◆ **What the exercise asks**: Go through the data below. Pull out every line that has the word "Emergency".

>> Start Extracted information

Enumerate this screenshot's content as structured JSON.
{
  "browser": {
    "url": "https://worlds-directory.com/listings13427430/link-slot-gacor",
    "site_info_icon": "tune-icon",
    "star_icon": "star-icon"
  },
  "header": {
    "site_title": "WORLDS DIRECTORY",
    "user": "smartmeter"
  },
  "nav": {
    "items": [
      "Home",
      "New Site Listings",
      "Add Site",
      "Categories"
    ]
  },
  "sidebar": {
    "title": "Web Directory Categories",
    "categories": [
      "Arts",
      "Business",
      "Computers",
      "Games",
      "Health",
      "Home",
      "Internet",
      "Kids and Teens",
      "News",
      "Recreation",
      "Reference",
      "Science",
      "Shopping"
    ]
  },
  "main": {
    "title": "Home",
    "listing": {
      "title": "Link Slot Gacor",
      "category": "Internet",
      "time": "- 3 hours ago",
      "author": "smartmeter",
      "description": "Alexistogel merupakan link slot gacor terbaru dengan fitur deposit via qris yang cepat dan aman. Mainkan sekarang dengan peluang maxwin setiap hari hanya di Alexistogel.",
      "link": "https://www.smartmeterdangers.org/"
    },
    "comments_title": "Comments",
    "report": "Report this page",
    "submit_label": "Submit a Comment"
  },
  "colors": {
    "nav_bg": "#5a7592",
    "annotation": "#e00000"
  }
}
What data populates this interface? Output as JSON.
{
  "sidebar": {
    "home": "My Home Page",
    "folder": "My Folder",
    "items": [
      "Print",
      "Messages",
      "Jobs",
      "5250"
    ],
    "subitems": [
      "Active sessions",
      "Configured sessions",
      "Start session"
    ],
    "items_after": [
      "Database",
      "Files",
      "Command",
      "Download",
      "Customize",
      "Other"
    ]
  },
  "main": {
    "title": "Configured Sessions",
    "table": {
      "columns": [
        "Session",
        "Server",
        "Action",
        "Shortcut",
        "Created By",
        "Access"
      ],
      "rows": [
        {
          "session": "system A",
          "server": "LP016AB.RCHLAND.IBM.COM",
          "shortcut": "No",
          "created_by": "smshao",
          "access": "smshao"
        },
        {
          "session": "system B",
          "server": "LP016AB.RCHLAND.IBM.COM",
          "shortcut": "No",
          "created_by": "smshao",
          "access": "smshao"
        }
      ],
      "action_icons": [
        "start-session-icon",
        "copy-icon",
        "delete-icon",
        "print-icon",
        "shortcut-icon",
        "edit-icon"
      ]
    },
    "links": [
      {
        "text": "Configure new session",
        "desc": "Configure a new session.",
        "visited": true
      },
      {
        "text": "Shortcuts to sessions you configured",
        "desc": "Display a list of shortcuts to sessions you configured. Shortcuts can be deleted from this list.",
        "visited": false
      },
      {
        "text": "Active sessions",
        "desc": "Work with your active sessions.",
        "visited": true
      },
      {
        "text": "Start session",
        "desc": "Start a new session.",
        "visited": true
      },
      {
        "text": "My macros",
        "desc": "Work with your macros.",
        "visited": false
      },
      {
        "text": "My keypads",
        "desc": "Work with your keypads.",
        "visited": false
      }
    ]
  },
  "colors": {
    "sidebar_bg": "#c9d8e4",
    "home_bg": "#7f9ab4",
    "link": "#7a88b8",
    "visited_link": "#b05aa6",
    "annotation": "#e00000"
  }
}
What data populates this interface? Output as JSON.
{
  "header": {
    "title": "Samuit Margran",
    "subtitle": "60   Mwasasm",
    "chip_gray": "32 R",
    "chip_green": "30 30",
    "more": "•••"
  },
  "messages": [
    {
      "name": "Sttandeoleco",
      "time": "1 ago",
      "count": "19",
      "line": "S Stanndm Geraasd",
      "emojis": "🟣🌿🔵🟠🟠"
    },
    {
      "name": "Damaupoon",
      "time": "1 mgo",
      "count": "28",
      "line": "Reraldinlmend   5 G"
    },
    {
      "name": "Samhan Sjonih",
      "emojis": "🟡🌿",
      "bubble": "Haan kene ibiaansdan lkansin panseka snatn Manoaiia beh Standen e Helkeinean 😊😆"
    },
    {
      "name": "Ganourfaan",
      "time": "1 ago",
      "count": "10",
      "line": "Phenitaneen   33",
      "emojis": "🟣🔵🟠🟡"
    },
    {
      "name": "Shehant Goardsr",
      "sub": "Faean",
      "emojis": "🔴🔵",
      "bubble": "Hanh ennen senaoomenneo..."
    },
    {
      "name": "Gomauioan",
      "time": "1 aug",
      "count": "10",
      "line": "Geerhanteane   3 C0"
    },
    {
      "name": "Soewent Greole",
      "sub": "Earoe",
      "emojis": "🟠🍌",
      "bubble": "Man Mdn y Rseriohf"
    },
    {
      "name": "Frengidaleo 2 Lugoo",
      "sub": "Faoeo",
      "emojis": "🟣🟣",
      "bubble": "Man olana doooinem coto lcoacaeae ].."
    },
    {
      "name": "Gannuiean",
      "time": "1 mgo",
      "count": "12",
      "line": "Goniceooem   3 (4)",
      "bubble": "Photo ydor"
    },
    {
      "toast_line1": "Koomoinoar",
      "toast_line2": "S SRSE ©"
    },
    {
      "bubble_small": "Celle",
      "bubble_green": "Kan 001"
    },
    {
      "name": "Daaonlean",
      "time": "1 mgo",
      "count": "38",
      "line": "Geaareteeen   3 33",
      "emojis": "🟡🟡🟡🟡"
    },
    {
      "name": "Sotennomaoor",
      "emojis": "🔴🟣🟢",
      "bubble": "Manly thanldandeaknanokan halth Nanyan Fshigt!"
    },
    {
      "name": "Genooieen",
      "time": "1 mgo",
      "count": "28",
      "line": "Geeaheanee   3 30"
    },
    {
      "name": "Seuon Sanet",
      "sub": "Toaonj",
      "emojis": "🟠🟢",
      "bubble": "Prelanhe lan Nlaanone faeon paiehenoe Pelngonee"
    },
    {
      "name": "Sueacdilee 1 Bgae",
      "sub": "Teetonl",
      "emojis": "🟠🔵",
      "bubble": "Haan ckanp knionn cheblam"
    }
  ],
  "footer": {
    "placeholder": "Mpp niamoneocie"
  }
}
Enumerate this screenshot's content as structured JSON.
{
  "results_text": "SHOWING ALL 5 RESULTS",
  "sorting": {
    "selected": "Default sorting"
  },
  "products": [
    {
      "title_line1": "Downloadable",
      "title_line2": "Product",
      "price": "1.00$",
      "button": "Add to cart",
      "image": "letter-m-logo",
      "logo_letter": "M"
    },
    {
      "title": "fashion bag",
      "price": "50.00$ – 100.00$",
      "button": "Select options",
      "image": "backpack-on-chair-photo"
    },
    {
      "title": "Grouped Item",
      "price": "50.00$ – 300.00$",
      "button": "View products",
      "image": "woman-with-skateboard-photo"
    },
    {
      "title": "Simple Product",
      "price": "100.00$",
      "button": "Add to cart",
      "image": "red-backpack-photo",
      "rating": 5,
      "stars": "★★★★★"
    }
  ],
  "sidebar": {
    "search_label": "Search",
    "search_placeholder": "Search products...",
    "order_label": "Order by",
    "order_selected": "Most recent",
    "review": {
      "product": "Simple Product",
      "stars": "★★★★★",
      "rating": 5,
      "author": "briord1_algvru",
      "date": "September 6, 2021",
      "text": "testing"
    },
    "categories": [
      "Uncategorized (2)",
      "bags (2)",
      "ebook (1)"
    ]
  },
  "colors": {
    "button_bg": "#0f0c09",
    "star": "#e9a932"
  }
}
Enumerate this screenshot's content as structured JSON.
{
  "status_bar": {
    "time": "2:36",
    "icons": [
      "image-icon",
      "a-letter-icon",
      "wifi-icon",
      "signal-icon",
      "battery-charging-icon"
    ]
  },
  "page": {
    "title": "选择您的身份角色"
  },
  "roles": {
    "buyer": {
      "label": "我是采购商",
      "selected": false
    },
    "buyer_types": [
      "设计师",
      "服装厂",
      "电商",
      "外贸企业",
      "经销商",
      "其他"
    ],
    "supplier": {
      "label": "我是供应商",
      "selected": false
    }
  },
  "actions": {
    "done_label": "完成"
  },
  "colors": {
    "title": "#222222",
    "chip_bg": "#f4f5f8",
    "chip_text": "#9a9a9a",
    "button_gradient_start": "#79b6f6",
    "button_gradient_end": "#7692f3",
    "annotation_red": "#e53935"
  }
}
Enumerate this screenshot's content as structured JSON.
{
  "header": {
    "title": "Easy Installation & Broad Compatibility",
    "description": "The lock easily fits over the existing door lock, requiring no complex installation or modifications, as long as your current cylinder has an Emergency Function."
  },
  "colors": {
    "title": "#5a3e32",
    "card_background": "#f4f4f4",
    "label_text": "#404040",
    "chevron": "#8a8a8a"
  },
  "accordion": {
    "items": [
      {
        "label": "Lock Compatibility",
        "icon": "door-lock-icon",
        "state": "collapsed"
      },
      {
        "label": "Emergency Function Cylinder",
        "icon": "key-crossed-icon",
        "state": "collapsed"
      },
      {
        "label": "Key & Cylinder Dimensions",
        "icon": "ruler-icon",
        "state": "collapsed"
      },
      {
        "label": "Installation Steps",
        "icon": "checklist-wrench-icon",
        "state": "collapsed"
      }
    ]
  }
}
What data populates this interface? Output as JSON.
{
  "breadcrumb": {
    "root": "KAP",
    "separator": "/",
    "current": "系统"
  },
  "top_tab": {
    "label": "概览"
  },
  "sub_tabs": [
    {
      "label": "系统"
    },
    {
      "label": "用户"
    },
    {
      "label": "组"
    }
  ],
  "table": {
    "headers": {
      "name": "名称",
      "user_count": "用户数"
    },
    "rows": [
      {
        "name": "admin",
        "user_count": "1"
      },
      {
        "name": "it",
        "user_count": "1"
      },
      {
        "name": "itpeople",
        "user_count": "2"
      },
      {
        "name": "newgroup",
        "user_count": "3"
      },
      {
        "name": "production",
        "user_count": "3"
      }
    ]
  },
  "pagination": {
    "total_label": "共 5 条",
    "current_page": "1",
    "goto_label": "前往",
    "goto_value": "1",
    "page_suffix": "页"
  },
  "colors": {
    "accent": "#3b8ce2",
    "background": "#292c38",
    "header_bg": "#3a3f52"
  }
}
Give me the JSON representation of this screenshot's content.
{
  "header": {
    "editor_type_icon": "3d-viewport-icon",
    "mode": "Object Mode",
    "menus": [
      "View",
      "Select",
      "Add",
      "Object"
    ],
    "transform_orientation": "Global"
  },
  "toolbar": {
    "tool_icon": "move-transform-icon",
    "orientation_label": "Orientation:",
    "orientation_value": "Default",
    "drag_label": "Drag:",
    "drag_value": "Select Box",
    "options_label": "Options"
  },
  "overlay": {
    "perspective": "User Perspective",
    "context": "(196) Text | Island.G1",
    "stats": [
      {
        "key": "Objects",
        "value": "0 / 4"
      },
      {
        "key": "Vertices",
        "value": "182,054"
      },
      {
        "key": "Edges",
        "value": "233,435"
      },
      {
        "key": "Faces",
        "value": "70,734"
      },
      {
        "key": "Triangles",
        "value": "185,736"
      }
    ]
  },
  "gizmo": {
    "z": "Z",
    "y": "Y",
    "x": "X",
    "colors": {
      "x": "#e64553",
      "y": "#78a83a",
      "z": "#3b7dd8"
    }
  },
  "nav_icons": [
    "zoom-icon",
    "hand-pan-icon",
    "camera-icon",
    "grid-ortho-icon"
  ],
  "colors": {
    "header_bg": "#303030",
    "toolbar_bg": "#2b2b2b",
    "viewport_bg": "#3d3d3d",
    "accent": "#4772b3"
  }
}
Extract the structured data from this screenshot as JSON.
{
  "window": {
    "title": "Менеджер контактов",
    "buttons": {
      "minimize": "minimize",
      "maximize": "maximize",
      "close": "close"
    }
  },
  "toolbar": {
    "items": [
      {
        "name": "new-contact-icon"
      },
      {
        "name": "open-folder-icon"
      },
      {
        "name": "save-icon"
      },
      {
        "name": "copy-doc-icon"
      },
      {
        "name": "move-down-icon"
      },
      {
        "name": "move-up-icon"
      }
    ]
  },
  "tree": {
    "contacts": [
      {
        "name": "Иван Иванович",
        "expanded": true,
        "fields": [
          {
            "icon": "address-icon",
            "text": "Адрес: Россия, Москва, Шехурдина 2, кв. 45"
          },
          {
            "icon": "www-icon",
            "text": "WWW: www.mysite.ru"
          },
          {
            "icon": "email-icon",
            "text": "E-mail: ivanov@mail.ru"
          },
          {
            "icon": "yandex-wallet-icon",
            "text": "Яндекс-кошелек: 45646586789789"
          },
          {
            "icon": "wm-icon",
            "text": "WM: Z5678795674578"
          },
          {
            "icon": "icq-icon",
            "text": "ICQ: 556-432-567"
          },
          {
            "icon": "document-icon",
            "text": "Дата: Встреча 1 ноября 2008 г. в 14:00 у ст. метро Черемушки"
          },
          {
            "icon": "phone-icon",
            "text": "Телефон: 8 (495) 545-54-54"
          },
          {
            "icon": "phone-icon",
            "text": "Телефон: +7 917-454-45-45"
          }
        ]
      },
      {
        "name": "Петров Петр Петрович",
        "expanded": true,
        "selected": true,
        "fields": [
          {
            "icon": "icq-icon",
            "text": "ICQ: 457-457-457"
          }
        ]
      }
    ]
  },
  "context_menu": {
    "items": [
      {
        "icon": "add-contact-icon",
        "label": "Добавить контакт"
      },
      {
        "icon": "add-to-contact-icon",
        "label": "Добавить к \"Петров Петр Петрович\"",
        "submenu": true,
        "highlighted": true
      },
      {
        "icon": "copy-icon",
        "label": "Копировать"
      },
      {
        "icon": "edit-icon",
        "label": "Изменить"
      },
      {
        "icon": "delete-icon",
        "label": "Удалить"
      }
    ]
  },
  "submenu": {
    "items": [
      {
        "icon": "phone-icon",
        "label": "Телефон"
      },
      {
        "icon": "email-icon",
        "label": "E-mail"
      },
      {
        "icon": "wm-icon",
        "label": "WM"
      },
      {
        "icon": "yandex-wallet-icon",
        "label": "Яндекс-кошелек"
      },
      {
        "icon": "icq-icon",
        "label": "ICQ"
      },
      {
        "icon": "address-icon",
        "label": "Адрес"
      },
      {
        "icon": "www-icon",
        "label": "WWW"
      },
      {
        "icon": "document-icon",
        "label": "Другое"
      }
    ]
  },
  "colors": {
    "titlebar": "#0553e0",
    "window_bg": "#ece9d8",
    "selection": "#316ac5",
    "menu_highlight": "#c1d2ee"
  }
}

>> End Extracted information

◆ **The output**:
    "description": "The lock easily fits over the existing door lock, requiring no complex installation or modifications, as long as your current cylinder has an Emergency Function."
        "label": "Emergency Function Cylinder",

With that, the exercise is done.